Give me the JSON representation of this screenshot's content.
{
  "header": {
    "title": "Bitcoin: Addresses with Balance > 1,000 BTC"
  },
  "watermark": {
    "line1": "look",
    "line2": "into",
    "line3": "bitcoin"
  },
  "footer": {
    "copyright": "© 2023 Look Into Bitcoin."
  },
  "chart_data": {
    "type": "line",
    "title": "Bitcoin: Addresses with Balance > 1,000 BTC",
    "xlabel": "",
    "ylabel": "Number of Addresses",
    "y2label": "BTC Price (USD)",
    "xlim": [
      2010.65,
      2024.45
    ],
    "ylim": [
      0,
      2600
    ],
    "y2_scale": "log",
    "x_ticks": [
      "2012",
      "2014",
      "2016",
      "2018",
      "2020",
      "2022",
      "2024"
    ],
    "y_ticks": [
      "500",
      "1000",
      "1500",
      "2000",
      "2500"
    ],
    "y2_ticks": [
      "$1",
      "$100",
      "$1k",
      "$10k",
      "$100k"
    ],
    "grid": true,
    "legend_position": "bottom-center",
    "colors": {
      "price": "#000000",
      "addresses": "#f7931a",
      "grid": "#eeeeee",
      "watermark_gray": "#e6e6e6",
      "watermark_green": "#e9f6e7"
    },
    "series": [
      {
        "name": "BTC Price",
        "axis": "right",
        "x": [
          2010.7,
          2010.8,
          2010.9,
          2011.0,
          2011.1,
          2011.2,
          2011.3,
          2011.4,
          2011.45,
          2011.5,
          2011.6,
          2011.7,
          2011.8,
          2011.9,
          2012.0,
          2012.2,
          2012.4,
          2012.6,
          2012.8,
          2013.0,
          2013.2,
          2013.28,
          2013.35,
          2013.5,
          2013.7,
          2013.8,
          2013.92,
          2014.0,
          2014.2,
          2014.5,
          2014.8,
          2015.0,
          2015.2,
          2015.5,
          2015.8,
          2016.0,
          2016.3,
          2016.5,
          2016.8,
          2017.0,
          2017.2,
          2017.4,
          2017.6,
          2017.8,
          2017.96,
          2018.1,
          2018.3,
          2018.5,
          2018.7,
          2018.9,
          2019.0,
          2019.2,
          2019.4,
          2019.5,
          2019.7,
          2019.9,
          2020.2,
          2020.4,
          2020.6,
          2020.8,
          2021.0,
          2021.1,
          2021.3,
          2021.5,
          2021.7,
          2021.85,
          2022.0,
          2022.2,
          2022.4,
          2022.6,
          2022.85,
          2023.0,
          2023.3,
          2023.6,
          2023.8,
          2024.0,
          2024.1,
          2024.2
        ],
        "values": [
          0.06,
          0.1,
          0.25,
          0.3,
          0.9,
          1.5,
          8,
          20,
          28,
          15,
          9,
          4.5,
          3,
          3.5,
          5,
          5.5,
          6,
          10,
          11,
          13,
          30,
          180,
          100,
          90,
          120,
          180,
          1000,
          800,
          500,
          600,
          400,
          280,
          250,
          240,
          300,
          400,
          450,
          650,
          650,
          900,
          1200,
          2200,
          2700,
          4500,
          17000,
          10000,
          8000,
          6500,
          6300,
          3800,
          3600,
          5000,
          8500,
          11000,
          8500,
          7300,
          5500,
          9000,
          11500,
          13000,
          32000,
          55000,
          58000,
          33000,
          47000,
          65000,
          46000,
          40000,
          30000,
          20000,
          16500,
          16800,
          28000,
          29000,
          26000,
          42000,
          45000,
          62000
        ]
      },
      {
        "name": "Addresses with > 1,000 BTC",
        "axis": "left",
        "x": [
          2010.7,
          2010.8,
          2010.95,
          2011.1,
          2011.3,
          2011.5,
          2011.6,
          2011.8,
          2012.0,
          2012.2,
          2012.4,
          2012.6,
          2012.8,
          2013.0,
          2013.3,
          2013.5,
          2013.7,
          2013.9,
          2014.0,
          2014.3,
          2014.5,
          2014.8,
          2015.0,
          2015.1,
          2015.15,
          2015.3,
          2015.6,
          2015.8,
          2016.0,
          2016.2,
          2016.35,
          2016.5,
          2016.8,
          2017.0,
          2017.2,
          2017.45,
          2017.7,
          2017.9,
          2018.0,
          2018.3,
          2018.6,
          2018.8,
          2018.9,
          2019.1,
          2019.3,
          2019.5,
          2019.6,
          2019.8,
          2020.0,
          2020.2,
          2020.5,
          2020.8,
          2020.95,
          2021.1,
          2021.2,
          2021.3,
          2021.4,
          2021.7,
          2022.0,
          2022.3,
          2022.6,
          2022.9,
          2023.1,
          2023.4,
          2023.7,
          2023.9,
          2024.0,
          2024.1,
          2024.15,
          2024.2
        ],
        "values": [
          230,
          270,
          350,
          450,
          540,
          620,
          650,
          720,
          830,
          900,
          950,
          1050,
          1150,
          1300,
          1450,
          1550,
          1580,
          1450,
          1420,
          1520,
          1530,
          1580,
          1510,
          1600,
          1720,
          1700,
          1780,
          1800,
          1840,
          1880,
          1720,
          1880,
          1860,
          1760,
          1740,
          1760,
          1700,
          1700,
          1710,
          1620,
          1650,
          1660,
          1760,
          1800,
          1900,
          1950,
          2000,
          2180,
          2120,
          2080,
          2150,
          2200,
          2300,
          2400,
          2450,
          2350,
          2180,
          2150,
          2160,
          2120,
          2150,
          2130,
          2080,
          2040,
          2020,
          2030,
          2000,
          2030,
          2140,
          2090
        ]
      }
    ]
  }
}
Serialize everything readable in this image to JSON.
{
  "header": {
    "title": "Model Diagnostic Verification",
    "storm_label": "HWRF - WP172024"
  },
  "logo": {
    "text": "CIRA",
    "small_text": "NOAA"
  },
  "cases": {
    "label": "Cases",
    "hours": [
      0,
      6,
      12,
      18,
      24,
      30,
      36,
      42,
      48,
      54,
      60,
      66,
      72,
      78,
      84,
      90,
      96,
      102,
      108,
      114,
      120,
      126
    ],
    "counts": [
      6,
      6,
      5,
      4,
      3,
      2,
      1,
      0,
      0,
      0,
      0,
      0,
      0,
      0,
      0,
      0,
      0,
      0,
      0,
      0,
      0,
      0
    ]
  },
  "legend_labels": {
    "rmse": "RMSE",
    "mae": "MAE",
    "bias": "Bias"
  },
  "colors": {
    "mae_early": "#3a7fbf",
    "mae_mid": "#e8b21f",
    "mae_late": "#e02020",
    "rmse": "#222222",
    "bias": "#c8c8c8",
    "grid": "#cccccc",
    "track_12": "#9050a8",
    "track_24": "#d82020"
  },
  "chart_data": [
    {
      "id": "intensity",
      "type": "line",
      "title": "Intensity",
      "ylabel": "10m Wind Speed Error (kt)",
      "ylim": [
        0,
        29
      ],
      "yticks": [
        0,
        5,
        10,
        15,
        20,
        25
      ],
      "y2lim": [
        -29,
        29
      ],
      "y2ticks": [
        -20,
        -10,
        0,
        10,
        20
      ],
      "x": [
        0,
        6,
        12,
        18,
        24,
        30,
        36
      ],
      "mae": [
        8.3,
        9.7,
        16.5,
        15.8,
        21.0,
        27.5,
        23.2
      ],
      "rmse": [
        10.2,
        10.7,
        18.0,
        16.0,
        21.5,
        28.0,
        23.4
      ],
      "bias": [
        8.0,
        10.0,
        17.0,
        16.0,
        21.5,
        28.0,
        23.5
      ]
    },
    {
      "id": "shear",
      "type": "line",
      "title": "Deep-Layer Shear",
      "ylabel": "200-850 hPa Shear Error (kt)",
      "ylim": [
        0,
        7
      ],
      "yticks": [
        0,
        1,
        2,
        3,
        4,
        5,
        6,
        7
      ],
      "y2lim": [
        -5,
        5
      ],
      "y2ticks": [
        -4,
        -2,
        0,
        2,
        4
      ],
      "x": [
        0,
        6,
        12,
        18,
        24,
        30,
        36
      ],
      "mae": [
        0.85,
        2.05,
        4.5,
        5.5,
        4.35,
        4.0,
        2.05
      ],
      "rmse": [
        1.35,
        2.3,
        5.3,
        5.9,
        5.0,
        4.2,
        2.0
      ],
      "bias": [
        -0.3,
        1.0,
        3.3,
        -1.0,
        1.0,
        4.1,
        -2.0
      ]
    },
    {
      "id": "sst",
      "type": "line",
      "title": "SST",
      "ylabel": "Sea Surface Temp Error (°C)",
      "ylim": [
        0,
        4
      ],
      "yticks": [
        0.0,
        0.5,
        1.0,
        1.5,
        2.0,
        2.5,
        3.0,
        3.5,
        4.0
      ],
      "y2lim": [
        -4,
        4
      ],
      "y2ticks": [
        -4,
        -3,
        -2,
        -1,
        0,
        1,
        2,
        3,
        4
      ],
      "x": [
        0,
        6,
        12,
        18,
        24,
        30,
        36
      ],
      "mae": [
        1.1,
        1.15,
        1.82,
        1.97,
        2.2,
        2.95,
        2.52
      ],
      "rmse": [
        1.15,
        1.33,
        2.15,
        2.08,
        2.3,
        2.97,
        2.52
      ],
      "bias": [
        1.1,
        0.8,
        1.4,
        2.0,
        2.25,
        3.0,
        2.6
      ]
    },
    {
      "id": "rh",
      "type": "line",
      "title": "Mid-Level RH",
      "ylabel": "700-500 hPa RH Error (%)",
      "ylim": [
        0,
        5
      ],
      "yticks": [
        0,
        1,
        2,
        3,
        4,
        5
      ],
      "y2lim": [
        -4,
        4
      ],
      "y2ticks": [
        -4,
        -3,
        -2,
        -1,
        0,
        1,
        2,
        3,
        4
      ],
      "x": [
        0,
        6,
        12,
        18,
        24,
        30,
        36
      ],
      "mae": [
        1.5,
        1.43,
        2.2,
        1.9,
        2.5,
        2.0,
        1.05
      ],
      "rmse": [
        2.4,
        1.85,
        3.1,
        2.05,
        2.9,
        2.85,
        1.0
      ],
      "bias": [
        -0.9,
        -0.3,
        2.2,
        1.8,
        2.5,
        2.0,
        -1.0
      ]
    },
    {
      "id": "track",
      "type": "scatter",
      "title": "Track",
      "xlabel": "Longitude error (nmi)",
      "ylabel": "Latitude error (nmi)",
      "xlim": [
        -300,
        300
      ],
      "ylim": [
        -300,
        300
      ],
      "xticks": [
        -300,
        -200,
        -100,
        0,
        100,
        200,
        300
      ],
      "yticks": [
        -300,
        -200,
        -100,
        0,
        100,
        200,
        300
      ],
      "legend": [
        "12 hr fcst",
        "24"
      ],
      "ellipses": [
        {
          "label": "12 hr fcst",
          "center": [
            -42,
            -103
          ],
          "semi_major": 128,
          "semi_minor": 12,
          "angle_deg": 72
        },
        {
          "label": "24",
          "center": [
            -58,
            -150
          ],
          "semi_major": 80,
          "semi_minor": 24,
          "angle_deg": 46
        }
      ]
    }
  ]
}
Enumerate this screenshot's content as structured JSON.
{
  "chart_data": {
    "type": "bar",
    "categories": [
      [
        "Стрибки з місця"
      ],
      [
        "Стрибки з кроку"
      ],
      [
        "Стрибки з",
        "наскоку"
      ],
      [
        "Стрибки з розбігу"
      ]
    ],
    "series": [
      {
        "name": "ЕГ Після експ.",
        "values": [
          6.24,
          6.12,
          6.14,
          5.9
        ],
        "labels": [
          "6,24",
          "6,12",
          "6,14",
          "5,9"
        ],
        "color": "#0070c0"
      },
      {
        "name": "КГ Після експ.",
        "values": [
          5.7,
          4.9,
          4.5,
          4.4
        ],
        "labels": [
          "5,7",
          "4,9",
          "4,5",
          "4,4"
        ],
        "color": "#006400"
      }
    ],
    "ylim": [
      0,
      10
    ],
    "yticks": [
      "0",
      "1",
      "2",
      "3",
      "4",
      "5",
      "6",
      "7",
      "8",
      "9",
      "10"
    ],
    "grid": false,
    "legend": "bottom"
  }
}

########################################

INSTRUCTIONS TO FOLLOW:
Which lines in the records above contain the string "Після"? Copy each one.

SOLUTION FOR THIS EXERCISE:
        "name": "ЕГ Після експ.",
        "name": "КГ Після експ.",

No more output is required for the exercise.